[Job]
The answer is a single number: how many lines hold the string "ждите".
────
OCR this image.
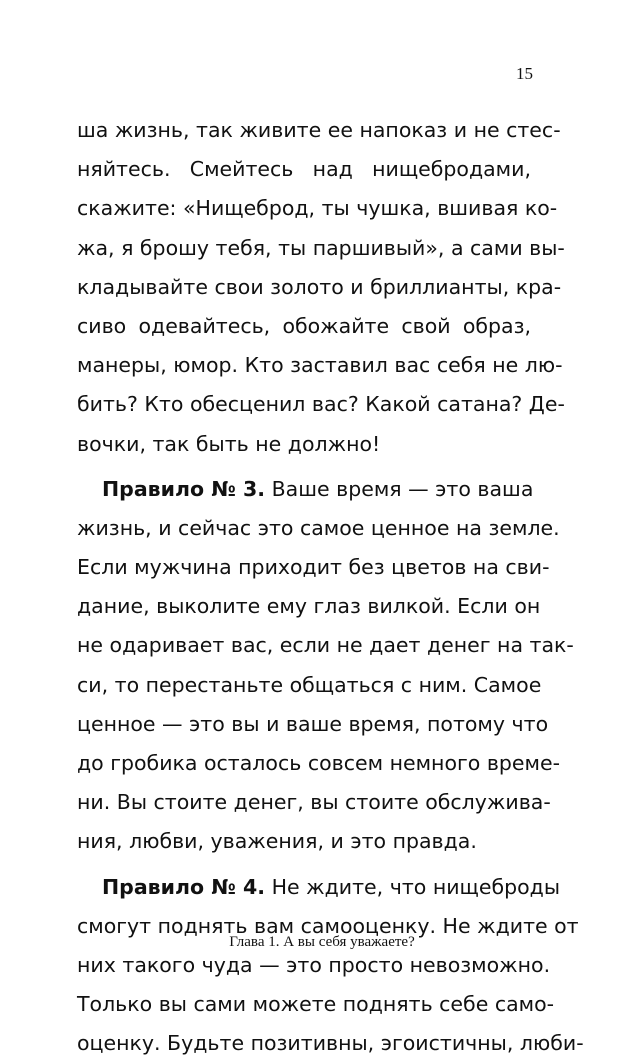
15
ша жизнь, так живите ее напоказ и не стес-
няйтесь. Смейтесь над нищебродами,
скажите: «Нищеброд, ты чушка, вшивая ко-
жа, я брошу тебя, ты паршивый», а сами вы-
кладывайте свои золото и бриллианты, кра-
сиво одевайтесь, обожайте свой образ,
манеры, юмор. Кто заставил вас себя не лю-
бить? Кто обесценил вас? Какой сатана? Де-
вочки, так быть не должно!
Правило № 3. Ваше время — это ваша
жизнь, и сейчас это самое ценное на земле.
Если мужчина приходит без цветов на сви-
дание, выколите ему глаз вилкой. Если он
не одаривает вас, если не дает денег на так-
си, то перестаньте общаться с ним. Самое
ценное — это вы и ваше время, потому что
до гробика осталось совсем немного време-
ни. Вы стоите денег, вы стоите обслужива-
ния, любви, уважения, и это правда.
Правило № 4. Не ждите, что нищеброды
смогут поднять вам самооценку. Не ждите от
них такого чуда — это просто невозможно.
Только вы сами можете поднять себе само-
оценку. Будьте позитивны, эгоистичны, люби-
Глава 1. А вы себя уважаете?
────
[Result]
2